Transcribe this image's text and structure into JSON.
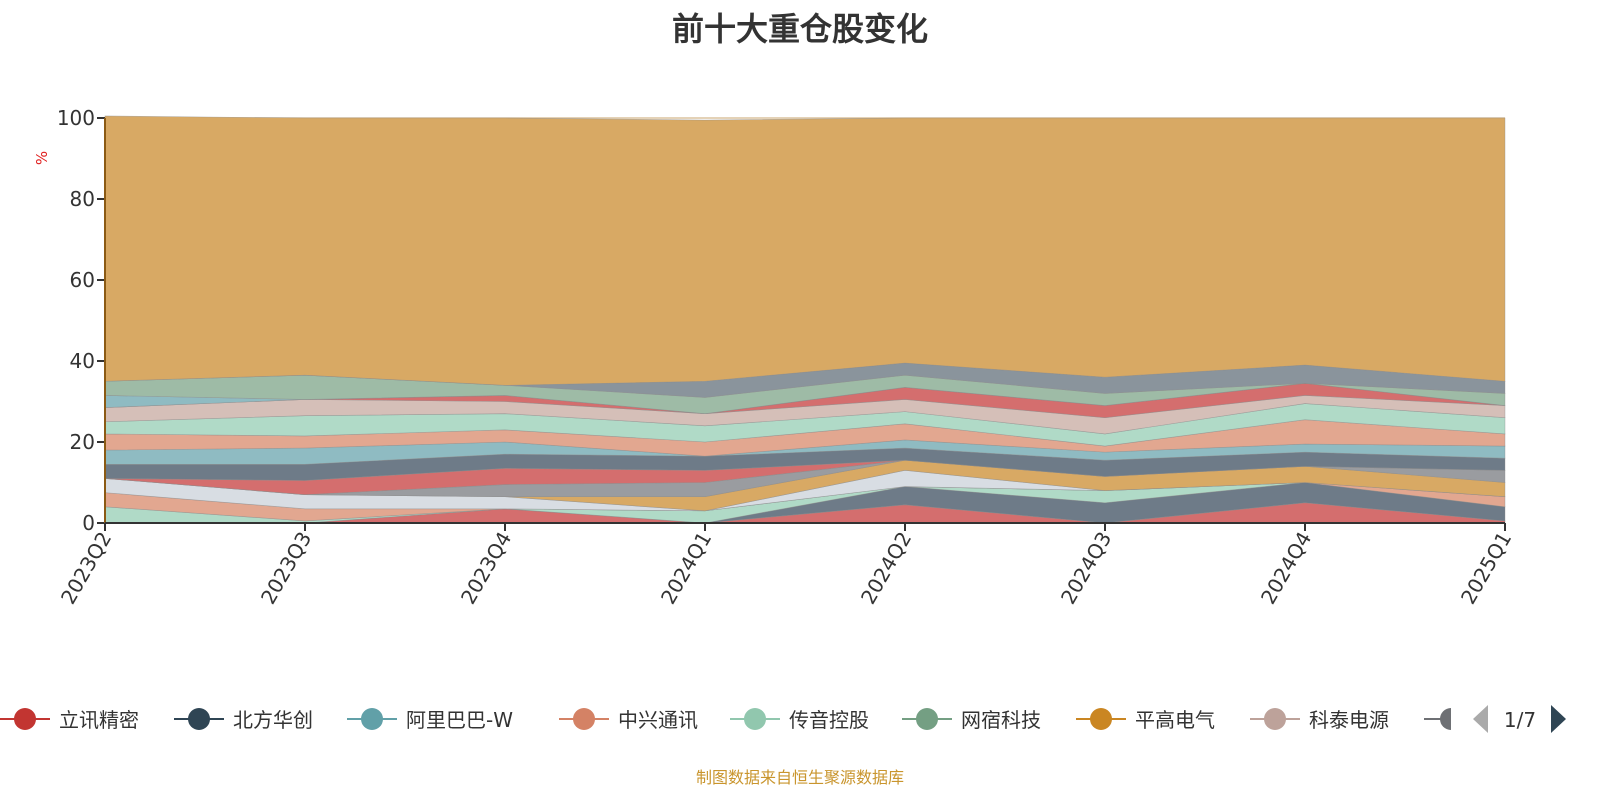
{
  "chart_data": {
    "type": "area",
    "stacked": true,
    "title": "前十大重仓股变化",
    "ylabel": "%",
    "xlabel": "",
    "ylim": [
      0,
      100
    ],
    "yticks": [
      0,
      20,
      40,
      60,
      80,
      100
    ],
    "categories": [
      "2023Q2",
      "2023Q3",
      "2023Q4",
      "2024Q1",
      "2024Q2",
      "2024Q3",
      "2024Q4",
      "2025Q1"
    ],
    "grid": true,
    "legend_position": "bottom",
    "legend": {
      "items": [
        {
          "name": "立讯精密",
          "color": "#c23531"
        },
        {
          "name": "北方华创",
          "color": "#2f4554"
        },
        {
          "name": "阿里巴巴-W",
          "color": "#61a0a8"
        },
        {
          "name": "中兴通讯",
          "color": "#d48265"
        },
        {
          "name": "传音控股",
          "color": "#91c7ae"
        },
        {
          "name": "网宿科技",
          "color": "#749f83"
        },
        {
          "name": "平高电气",
          "color": "#ca8622"
        },
        {
          "name": "科泰电源",
          "color": "#bda29a"
        }
      ],
      "partial_item_color": "#6e7074",
      "page": "1/7"
    },
    "series": [
      {
        "color": "#d46e6e",
        "values": [
          0,
          0,
          3.5,
          0,
          4.5,
          0,
          5,
          0.5
        ]
      },
      {
        "color": "#6e7b88",
        "values": [
          0,
          0,
          0,
          0,
          4.5,
          5,
          5,
          3.5
        ]
      },
      {
        "color": "#b0dac7",
        "values": [
          4,
          0.5,
          0,
          3,
          0,
          3,
          0,
          0
        ]
      },
      {
        "color": "#e2a790",
        "values": [
          3.5,
          3,
          0,
          0,
          0,
          0,
          0,
          2.5
        ]
      },
      {
        "color": "#d8dde3",
        "values": [
          3.5,
          3.5,
          3,
          0,
          4,
          0,
          0,
          0
        ]
      },
      {
        "color": "#d8a964",
        "values": [
          0,
          0,
          0,
          3.5,
          2.5,
          3.5,
          4,
          3.5
        ]
      },
      {
        "color": "#9a9ca0",
        "values": [
          0,
          0,
          3,
          3.5,
          0,
          0,
          0,
          3
        ]
      },
      {
        "color": "#d46e6e",
        "values": [
          0,
          3.5,
          4,
          3,
          0,
          0,
          0,
          0
        ]
      },
      {
        "color": "#6e7b88",
        "values": [
          3.5,
          4,
          3.5,
          3.5,
          3,
          4,
          3.5,
          3
        ]
      },
      {
        "color": "#8fbbc2",
        "values": [
          3.5,
          4,
          3,
          0,
          2,
          2,
          2,
          3
        ]
      },
      {
        "color": "#e2a790",
        "values": [
          4,
          3,
          3,
          3.5,
          4,
          1.5,
          6,
          3
        ]
      },
      {
        "color": "#b0dac7",
        "values": [
          3,
          5,
          4,
          4,
          3,
          3,
          4,
          4
        ]
      },
      {
        "color": "#d5bfb8",
        "values": [
          3.5,
          4,
          3,
          3,
          3,
          4,
          2,
          3
        ]
      },
      {
        "color": "#d46e6e",
        "values": [
          0,
          0,
          1.5,
          0,
          3,
          3,
          3,
          0
        ]
      },
      {
        "color": "#8fbbc2",
        "values": [
          3,
          0,
          0,
          0,
          0,
          0,
          0,
          0
        ]
      },
      {
        "color": "#9ebba6",
        "values": [
          3.5,
          6,
          2.5,
          4,
          3,
          3,
          0,
          3
        ]
      },
      {
        "color": "#8a949c",
        "values": [
          0,
          0,
          0,
          4,
          3,
          4,
          4.5,
          3
        ]
      },
      {
        "color": "#d8a964",
        "values": [
          65.5,
          63.5,
          66,
          64.5,
          60.5,
          64,
          61,
          65
        ]
      }
    ]
  },
  "source_note": "制图数据来自恒生聚源数据库"
}
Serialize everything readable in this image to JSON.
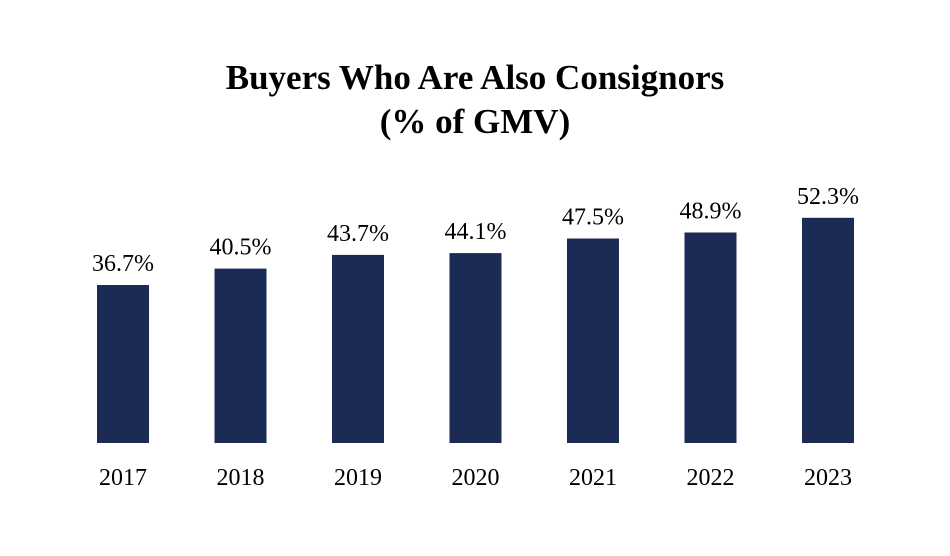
{
  "chart_data": {
    "type": "bar",
    "title_line1": "Buyers Who Are Also Consignors",
    "title_line2": "(% of GMV)",
    "xlabel": "",
    "ylabel": "",
    "categories": [
      "2017",
      "2018",
      "2019",
      "2020",
      "2021",
      "2022",
      "2023"
    ],
    "values": [
      36.7,
      40.5,
      43.7,
      44.1,
      47.5,
      48.9,
      52.3
    ],
    "data_labels": [
      "36.7%",
      "40.5%",
      "43.7%",
      "44.1%",
      "47.5%",
      "48.9%",
      "52.3%"
    ],
    "ylim": [
      0,
      100
    ],
    "grid": false,
    "legend": "none",
    "bar_color": "#1c2a56"
  }
}
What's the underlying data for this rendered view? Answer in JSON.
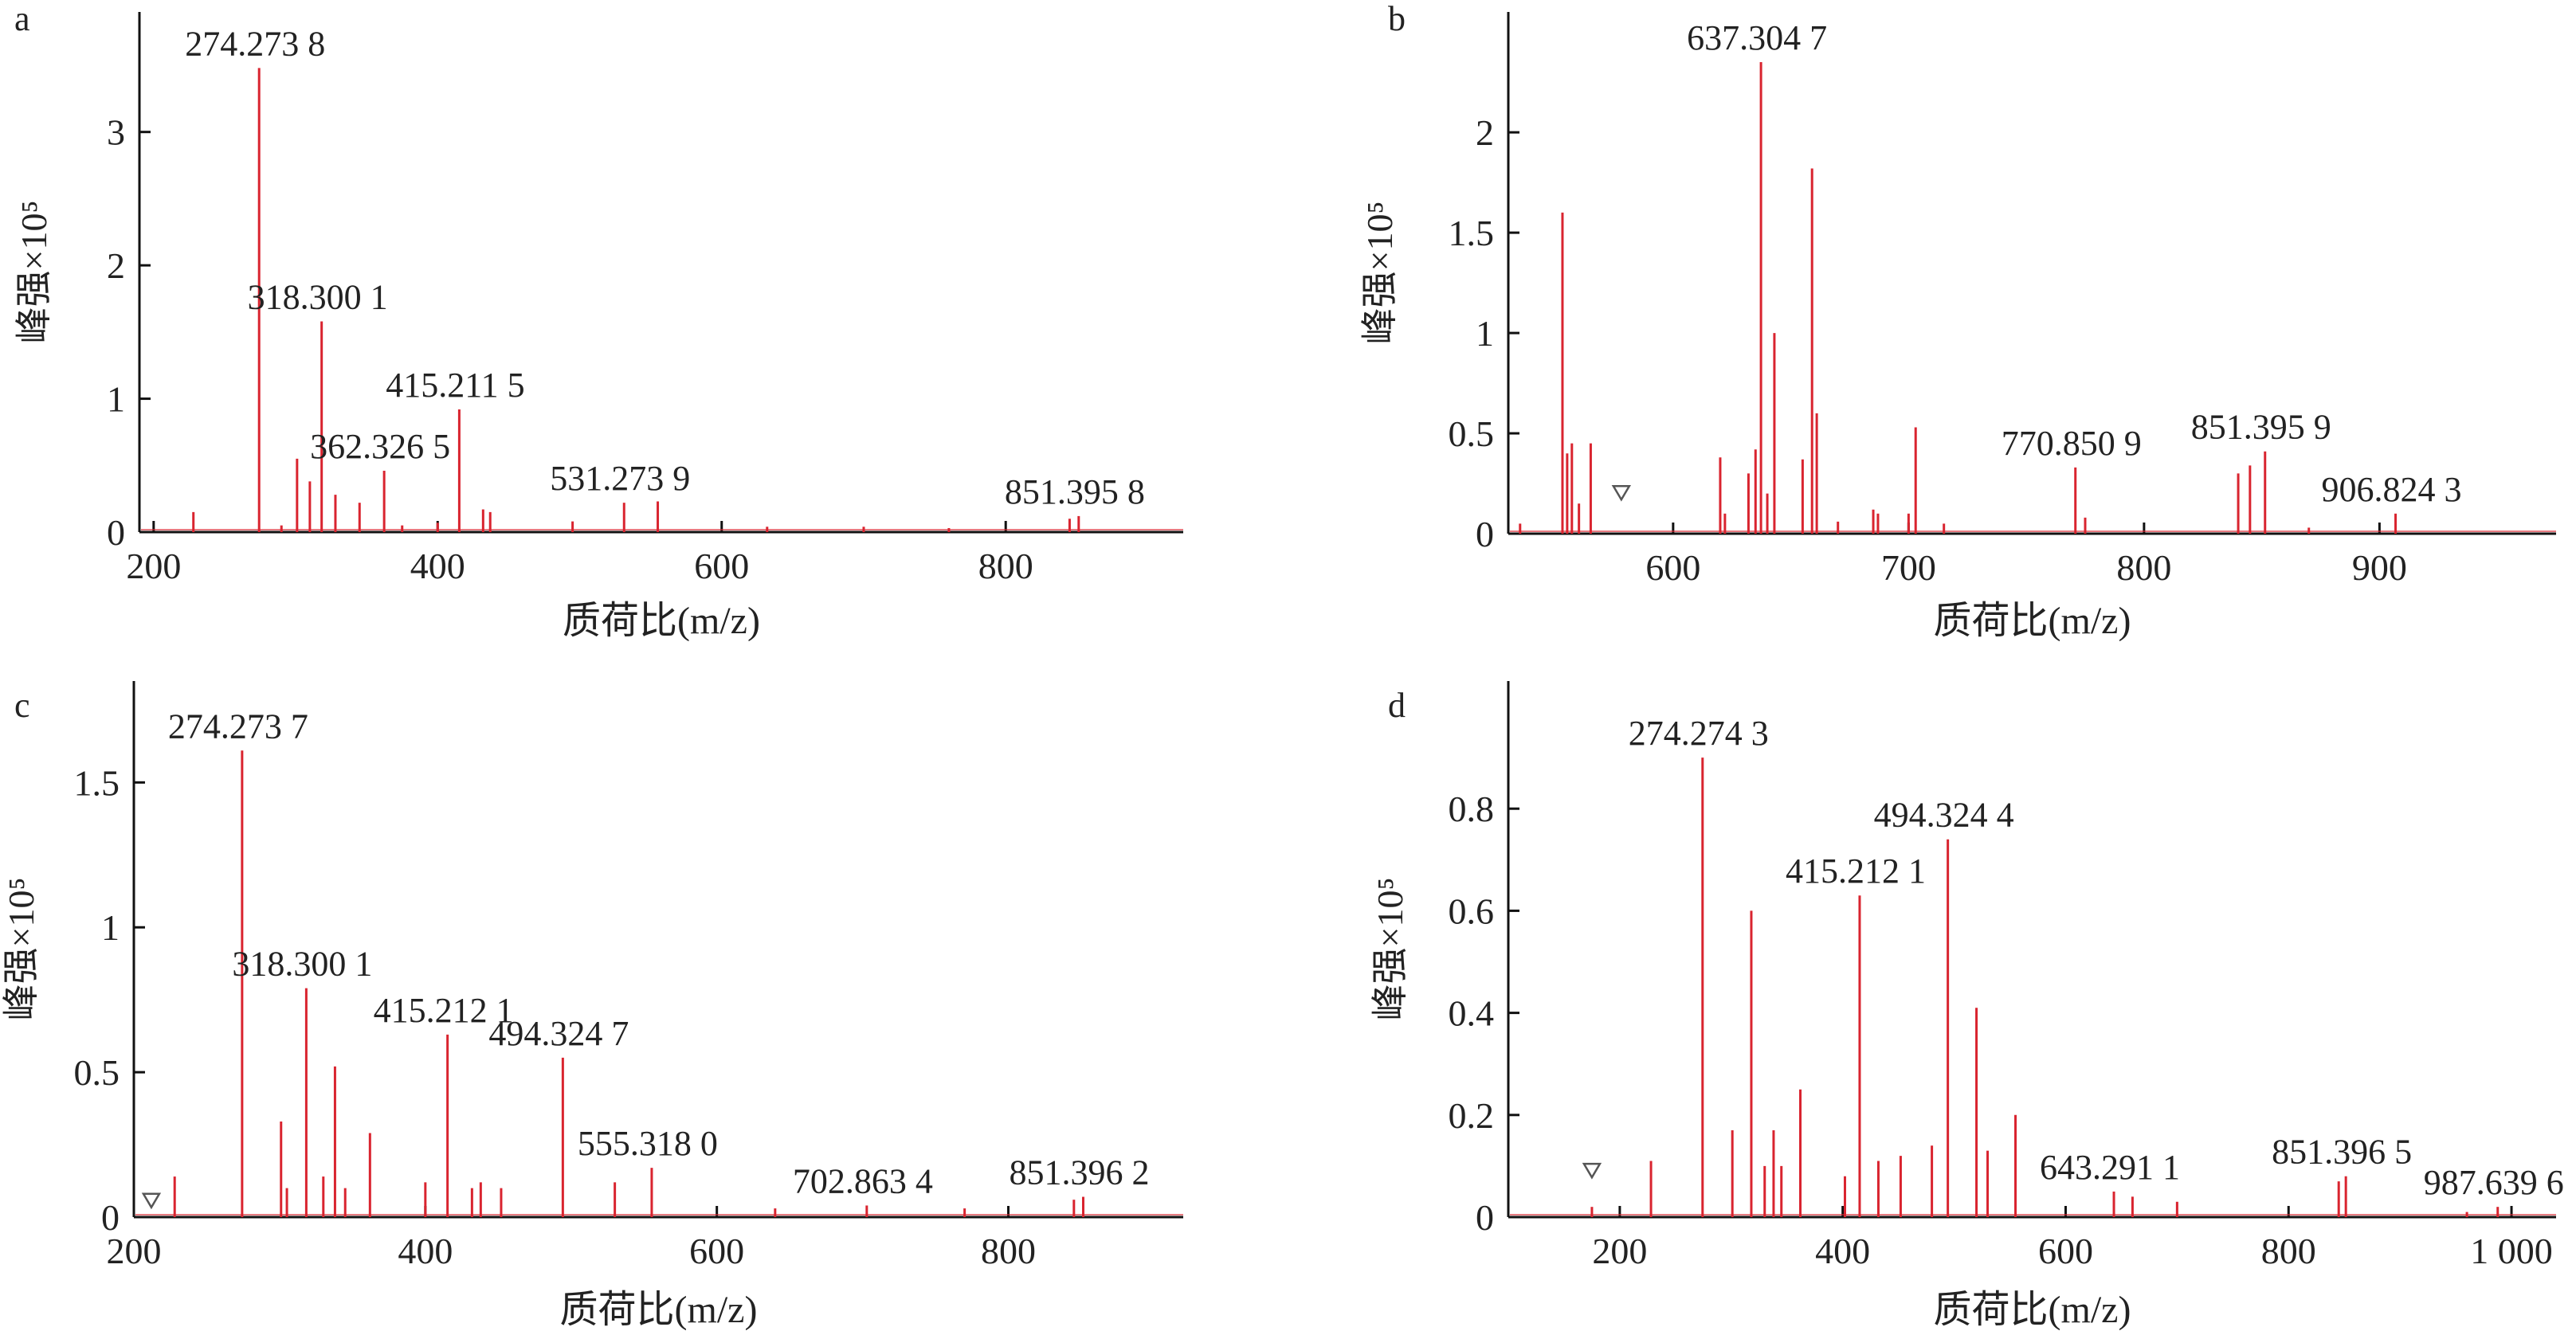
※
◆ **EXERCISE GOAL**:
Among the lines of the data, identify those with the word "name". Copy each of them.

◆ **ANSWER BELOW**:
          "name": "立讯精密",
          "name": "北方华创",
          "name": "阿里巴巴-W",
          "name": "中兴通讯",
          "name": "传音控股",
          "name": "网宿科技",
          "name": "平高电气",
          "name": "科泰电源",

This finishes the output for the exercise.